(Data records)

----

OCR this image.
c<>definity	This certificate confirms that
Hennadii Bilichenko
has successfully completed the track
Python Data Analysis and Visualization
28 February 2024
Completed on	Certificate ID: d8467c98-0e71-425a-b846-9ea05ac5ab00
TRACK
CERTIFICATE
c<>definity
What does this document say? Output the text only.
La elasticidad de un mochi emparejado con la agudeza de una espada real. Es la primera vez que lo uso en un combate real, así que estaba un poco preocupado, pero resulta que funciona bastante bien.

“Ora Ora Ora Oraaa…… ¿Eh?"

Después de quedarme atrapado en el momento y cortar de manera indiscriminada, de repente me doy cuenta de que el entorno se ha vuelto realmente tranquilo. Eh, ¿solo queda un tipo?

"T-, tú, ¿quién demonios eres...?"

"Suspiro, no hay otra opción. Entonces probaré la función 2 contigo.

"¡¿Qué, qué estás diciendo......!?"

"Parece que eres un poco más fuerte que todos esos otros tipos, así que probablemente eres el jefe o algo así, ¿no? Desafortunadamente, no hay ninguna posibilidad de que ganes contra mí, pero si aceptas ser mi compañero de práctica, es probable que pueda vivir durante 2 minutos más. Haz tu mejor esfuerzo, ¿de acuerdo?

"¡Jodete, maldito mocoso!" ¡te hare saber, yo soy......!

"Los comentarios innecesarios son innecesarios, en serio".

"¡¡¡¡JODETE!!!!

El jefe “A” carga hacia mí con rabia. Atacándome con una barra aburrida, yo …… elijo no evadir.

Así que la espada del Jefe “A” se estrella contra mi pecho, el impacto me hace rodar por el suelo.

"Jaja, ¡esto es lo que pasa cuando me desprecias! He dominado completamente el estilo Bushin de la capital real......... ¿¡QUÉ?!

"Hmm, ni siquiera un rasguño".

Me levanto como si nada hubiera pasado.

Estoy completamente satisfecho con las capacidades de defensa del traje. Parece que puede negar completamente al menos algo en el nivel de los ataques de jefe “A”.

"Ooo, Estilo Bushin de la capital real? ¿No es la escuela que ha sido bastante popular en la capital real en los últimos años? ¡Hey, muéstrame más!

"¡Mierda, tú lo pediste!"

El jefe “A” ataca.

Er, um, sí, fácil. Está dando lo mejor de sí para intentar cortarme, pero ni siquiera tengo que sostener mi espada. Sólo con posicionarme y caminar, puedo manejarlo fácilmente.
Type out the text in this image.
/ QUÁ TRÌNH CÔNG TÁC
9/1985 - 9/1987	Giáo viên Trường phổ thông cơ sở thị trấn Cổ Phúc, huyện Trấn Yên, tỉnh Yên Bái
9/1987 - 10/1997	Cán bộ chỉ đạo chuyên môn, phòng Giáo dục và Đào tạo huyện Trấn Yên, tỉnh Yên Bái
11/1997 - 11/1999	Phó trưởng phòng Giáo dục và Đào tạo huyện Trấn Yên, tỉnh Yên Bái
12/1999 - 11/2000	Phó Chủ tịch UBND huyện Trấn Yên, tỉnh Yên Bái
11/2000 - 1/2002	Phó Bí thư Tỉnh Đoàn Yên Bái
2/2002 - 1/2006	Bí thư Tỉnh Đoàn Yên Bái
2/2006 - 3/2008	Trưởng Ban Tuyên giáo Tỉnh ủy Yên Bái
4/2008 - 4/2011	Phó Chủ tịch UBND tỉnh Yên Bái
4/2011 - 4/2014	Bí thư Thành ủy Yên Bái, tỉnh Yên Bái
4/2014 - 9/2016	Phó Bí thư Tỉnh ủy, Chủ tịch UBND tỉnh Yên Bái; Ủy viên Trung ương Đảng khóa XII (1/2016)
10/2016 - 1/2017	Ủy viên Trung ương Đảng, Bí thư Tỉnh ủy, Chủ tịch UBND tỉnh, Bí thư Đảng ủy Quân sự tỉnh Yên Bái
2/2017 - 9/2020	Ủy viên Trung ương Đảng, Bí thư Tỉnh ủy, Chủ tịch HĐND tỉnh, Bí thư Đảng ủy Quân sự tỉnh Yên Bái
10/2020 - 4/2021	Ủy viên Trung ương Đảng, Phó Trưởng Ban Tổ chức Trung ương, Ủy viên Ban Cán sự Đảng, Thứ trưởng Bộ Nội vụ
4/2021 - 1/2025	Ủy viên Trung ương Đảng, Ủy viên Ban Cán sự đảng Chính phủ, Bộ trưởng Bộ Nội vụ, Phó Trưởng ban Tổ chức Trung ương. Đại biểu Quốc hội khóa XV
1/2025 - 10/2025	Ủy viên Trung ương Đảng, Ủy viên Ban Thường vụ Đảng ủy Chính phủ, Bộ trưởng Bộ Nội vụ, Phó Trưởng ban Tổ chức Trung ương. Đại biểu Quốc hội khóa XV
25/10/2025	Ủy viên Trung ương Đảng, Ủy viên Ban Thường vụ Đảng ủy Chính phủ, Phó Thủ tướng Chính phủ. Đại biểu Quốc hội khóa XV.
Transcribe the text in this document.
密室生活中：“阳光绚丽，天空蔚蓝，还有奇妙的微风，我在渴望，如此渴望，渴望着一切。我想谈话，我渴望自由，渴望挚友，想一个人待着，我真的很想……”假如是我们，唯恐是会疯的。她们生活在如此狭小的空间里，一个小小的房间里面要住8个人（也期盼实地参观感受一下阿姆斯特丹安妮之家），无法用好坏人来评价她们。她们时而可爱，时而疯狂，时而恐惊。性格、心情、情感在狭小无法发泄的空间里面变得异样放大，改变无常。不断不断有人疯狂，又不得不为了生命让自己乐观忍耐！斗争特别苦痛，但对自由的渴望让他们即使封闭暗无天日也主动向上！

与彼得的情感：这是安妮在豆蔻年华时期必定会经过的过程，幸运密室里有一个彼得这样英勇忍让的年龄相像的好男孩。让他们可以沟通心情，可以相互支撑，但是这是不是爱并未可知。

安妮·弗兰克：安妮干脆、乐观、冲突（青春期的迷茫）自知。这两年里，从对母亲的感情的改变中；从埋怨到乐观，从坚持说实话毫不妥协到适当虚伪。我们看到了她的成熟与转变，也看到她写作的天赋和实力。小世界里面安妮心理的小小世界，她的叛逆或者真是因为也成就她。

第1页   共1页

----

**GIVEN PROBLEM:** Transcribe each record exactly. Leave nothing out.

**REPLY:**
OCR this image.
c<>definity	This certificate confirms that
Hennadii Bilichenko
has successfully completed the track
Python Data Analysis and Visualization
28 February 2024
Completed on	Certificate ID: d8467c98-0e71-425a-b846-9ea05ac5ab00
TRACK
CERTIFICATE
c<>definity
What does this document say? Output the text only.
La elasticidad de un mochi emparejado con la agudeza de una espada real. Es la primera vez que lo uso en un combate real, así que estaba un poco preocupado, pero resulta que funciona bastante bien.

“Ora Ora Ora Oraaa…… ¿Eh?"

Después de quedarme atrapado en el momento y cortar de manera indiscriminada, de repente me doy cuenta de que el entorno se ha vuelto realmente tranquilo. Eh, ¿solo queda un tipo?

"T-, tú, ¿quién demonios eres...?"

"Suspiro, no hay otra opción. Entonces probaré la función 2 contigo.

"¡¿Qué, qué estás diciendo......!?"

"Parece que eres un poco más fuerte que todos esos otros tipos, así que probablemente eres el jefe o algo así, ¿no? Desafortunadamente, no hay ninguna posibilidad de que ganes contra mí, pero si aceptas ser mi compañero de práctica, es probable que pueda vivir durante 2 minutos más. Haz tu mejor esfuerzo, ¿de acuerdo?

"¡Jodete, maldito mocoso!" ¡te hare saber, yo soy......!

"Los comentarios innecesarios son innecesarios, en serio".

"¡¡¡¡JODETE!!!!

El jefe “A” carga hacia mí con rabia. Atacándome con una barra aburrida, yo …… elijo no evadir.

Así que la espada del Jefe “A” se estrella contra mi pecho, el impacto me hace rodar por el suelo.

"Jaja, ¡esto es lo que pasa cuando me desprecias! He dominado completamente el estilo Bushin de la capital real......... ¿¡QUÉ?!

"Hmm, ni siquiera un rasguño".

Me levanto como si nada hubiera pasado.

Estoy completamente satisfecho con las capacidades de defensa del traje. Parece que puede negar completamente al menos algo en el nivel de los ataques de jefe “A”.

"Ooo, Estilo Bushin de la capital real? ¿No es la escuela que ha sido bastante popular en la capital real en los últimos años? ¡Hey, muéstrame más!

"¡Mierda, tú lo pediste!"

El jefe “A” ataca.

Er, um, sí, fácil. Está dando lo mejor de sí para intentar cortarme, pero ni siquiera tengo que sostener mi espada. Sólo con posicionarme y caminar, puedo manejarlo fácilmente.
Type out the text in this image.
/ QUÁ TRÌNH CÔNG TÁC
9/1985 - 9/1987	Giáo viên Trường phổ thông cơ sở thị trấn Cổ Phúc, huyện Trấn Yên, tỉnh Yên Bái
9/1987 - 10/1997	Cán bộ chỉ đạo chuyên môn, phòng Giáo dục và Đào tạo huyện Trấn Yên, tỉnh Yên Bái
11/1997 - 11/1999	Phó trưởng phòng Giáo dục và Đào tạo huyện Trấn Yên, tỉnh Yên Bái
12/1999 - 11/2000	Phó Chủ tịch UBND huyện Trấn Yên, tỉnh Yên Bái
11/2000 - 1/2002	Phó Bí thư Tỉnh Đoàn Yên Bái
2/2002 - 1/2006	Bí thư Tỉnh Đoàn Yên Bái
2/2006 - 3/2008	Trưởng Ban Tuyên giáo Tỉnh ủy Yên Bái
4/2008 - 4/2011	Phó Chủ tịch UBND tỉnh Yên Bái
4/2011 - 4/2014	Bí thư Thành ủy Yên Bái, tỉnh Yên Bái
4/2014 - 9/2016	Phó Bí thư Tỉnh ủy, Chủ tịch UBND tỉnh Yên Bái; Ủy viên Trung ương Đảng khóa XII (1/2016)
10/2016 - 1/2017	Ủy viên Trung ương Đảng, Bí thư Tỉnh ủy, Chủ tịch UBND tỉnh, Bí thư Đảng ủy Quân sự tỉnh Yên Bái
2/2017 - 9/2020	Ủy viên Trung ương Đảng, Bí thư Tỉnh ủy, Chủ tịch HĐND tỉnh, Bí thư Đảng ủy Quân sự tỉnh Yên Bái
10/2020 - 4/2021	Ủy viên Trung ương Đảng, Phó Trưởng Ban Tổ chức Trung ương, Ủy viên Ban Cán sự Đảng, Thứ trưởng Bộ Nội vụ
4/2021 - 1/2025	Ủy viên Trung ương Đảng, Ủy viên Ban Cán sự đảng Chính phủ, Bộ trưởng Bộ Nội vụ, Phó Trưởng ban Tổ chức Trung ương. Đại biểu Quốc hội khóa XV
1/2025 - 10/2025	Ủy viên Trung ương Đảng, Ủy viên Ban Thường vụ Đảng ủy Chính phủ, Bộ trưởng Bộ Nội vụ, Phó Trưởng ban Tổ chức Trung ương. Đại biểu Quốc hội khóa XV
25/10/2025	Ủy viên Trung ương Đảng, Ủy viên Ban Thường vụ Đảng ủy Chính phủ, Phó Thủ tướng Chính phủ. Đại biểu Quốc hội khóa XV.
Transcribe the text in this document.
密室生活中：“阳光绚丽，天空蔚蓝，还有奇妙的微风，我在渴望，如此渴望，渴望着一切。我想谈话，我渴望自由，渴望挚友，想一个人待着，我真的很想……”假如是我们，唯恐是会疯的。她们生活在如此狭小的空间里，一个小小的房间里面要住8个人（也期盼实地参观感受一下阿姆斯特丹安妮之家），无法用好坏人来评价她们。她们时而可爱，时而疯狂，时而恐惊。性格、心情、情感在狭小无法发泄的空间里面变得异样放大，改变无常。不断不断有人疯狂，又不得不为了生命让自己乐观忍耐！斗争特别苦痛，但对自由的渴望让他们即使封闭暗无天日也主动向上！

与彼得的情感：这是安妮在豆蔻年华时期必定会经过的过程，幸运密室里有一个彼得这样英勇忍让的年龄相像的好男孩。让他们可以沟通心情，可以相互支撑，但是这是不是爱并未可知。

安妮·弗兰克：安妮干脆、乐观、冲突（青春期的迷茫）自知。这两年里，从对母亲的感情的改变中；从埋怨到乐观，从坚持说实话毫不妥协到适当虚伪。我们看到了她的成熟与转变，也看到她写作的天赋和实力。小世界里面安妮心理的小小世界，她的叛逆或者真是因为也成就她。

第1页   共1页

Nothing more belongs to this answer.